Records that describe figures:
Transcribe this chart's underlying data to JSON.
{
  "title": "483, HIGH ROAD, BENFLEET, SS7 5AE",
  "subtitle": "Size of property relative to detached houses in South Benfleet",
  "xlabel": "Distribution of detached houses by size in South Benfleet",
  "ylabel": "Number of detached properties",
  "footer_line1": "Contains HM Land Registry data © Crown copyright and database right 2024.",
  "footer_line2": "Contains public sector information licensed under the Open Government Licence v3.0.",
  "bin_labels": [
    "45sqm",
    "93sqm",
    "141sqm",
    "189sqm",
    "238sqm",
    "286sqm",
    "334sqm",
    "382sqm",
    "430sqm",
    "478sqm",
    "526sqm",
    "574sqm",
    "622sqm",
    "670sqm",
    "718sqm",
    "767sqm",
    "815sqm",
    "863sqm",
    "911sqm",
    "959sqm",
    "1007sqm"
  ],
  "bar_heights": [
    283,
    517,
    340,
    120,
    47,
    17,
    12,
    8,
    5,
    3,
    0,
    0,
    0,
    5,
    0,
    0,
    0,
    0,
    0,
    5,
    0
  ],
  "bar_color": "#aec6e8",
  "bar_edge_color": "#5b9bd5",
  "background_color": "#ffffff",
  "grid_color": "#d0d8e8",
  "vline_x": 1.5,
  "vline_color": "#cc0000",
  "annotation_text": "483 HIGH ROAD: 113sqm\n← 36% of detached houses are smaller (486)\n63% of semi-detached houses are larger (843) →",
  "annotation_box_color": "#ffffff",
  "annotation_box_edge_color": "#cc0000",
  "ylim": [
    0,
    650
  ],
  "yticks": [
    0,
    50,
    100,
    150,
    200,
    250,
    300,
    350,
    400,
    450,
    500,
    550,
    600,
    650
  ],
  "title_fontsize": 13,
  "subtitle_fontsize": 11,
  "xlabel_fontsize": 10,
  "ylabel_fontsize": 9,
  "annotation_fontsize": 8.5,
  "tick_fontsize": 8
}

What is expected: Return every line above in which the string "houses" occurs.

Completed task:
  "subtitle": "Size of property relative to detached houses in South Benfleet",
  "xlabel": "Distribution of detached houses by size in South Benfleet",
  "annotation_text": "483 HIGH ROAD: 113sqm\n← 36% of detached houses are smaller (486)\n63% of semi-detached houses are larger (843) →",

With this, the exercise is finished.